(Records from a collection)

----

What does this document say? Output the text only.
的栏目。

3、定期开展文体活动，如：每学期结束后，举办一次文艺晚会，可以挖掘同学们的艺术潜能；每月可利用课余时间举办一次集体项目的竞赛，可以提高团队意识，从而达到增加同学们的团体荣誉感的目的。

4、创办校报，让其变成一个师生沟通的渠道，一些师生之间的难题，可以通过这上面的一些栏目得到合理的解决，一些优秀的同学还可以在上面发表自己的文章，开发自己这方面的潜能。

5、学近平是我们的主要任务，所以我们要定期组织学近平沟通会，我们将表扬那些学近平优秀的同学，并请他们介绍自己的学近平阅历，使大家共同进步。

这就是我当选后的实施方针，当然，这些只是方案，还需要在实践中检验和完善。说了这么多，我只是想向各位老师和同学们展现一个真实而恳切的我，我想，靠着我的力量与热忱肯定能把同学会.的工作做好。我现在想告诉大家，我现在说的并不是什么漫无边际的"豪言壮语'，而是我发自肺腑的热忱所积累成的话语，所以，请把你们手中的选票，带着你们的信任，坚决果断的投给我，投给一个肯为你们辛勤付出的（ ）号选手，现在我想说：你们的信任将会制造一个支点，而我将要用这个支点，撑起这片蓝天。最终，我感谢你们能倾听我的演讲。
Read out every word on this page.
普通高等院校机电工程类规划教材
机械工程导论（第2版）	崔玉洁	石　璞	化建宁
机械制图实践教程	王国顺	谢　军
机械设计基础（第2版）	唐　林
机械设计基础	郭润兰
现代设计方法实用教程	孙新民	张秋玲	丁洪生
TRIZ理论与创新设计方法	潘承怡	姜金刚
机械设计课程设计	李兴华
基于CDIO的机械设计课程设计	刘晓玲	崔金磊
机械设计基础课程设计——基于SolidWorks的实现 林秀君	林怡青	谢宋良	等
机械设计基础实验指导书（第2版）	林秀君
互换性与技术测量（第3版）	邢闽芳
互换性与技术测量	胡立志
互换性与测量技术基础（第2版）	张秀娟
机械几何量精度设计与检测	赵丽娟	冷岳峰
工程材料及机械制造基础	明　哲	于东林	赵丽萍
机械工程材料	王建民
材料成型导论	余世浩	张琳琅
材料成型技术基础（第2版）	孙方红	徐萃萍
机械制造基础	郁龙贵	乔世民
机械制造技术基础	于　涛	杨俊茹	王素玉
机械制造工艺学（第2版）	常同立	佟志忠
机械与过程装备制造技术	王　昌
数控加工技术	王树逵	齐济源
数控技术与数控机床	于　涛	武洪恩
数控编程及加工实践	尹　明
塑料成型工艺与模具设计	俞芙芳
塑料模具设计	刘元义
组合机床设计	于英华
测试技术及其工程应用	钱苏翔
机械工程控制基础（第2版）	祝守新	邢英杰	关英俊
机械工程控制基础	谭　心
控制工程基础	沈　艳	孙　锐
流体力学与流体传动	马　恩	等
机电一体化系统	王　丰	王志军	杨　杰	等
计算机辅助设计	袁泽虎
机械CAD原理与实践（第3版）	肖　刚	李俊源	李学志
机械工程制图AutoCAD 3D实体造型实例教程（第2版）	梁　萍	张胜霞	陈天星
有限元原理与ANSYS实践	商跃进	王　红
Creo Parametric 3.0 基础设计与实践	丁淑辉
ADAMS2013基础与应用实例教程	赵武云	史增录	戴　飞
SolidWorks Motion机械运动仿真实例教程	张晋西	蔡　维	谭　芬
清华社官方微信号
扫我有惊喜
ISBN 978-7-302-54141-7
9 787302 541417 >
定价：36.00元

----

WRITTEN EXERCISE: Set down all of the entries exactly, please.

CORRECT OUTPUT:
What does this document say? Output the text only.
的栏目。

3、定期开展文体活动，如：每学期结束后，举办一次文艺晚会，可以挖掘同学们的艺术潜能；每月可利用课余时间举办一次集体项目的竞赛，可以提高团队意识，从而达到增加同学们的团体荣誉感的目的。

4、创办校报，让其变成一个师生沟通的渠道，一些师生之间的难题，可以通过这上面的一些栏目得到合理的解决，一些优秀的同学还可以在上面发表自己的文章，开发自己这方面的潜能。

5、学近平是我们的主要任务，所以我们要定期组织学近平沟通会，我们将表扬那些学近平优秀的同学，并请他们介绍自己的学近平阅历，使大家共同进步。

这就是我当选后的实施方针，当然，这些只是方案，还需要在实践中检验和完善。说了这么多，我只是想向各位老师和同学们展现一个真实而恳切的我，我想，靠着我的力量与热忱肯定能把同学会.的工作做好。我现在想告诉大家，我现在说的并不是什么漫无边际的"豪言壮语'，而是我发自肺腑的热忱所积累成的话语，所以，请把你们手中的选票，带着你们的信任，坚决果断的投给我，投给一个肯为你们辛勤付出的（ ）号选手，现在我想说：你们的信任将会制造一个支点，而我将要用这个支点，撑起这片蓝天。最终，我感谢你们能倾听我的演讲。
Read out every word on this page.
普通高等院校机电工程类规划教材
机械工程导论（第2版）	崔玉洁	石　璞	化建宁
机械制图实践教程	王国顺	谢　军
机械设计基础（第2版）	唐　林
机械设计基础	郭润兰
现代设计方法实用教程	孙新民	张秋玲	丁洪生
TRIZ理论与创新设计方法	潘承怡	姜金刚
机械设计课程设计	李兴华
基于CDIO的机械设计课程设计	刘晓玲	崔金磊
机械设计基础课程设计——基于SolidWorks的实现 林秀君	林怡青	谢宋良	等
机械设计基础实验指导书（第2版）	林秀君
互换性与技术测量（第3版）	邢闽芳
互换性与技术测量	胡立志
互换性与测量技术基础（第2版）	张秀娟
机械几何量精度设计与检测	赵丽娟	冷岳峰
工程材料及机械制造基础	明　哲	于东林	赵丽萍
机械工程材料	王建民
材料成型导论	余世浩	张琳琅
材料成型技术基础（第2版）	孙方红	徐萃萍
机械制造基础	郁龙贵	乔世民
机械制造技术基础	于　涛	杨俊茹	王素玉
机械制造工艺学（第2版）	常同立	佟志忠
机械与过程装备制造技术	王　昌
数控加工技术	王树逵	齐济源
数控技术与数控机床	于　涛	武洪恩
数控编程及加工实践	尹　明
塑料成型工艺与模具设计	俞芙芳
塑料模具设计	刘元义
组合机床设计	于英华
测试技术及其工程应用	钱苏翔
机械工程控制基础（第2版）	祝守新	邢英杰	关英俊
机械工程控制基础	谭　心
控制工程基础	沈　艳	孙　锐
流体力学与流体传动	马　恩	等
机电一体化系统	王　丰	王志军	杨　杰	等
计算机辅助设计	袁泽虎
机械CAD原理与实践（第3版）	肖　刚	李俊源	李学志
机械工程制图AutoCAD 3D实体造型实例教程（第2版）	梁　萍	张胜霞	陈天星
有限元原理与ANSYS实践	商跃进	王　红
Creo Parametric 3.0 基础设计与实践	丁淑辉
ADAMS2013基础与应用实例教程	赵武云	史增录	戴　飞
SolidWorks Motion机械运动仿真实例教程	张晋西	蔡　维	谭　芬
清华社官方微信号
扫我有惊喜
ISBN 978-7-302-54141-7
9 787302 541417 >
定价：36.00元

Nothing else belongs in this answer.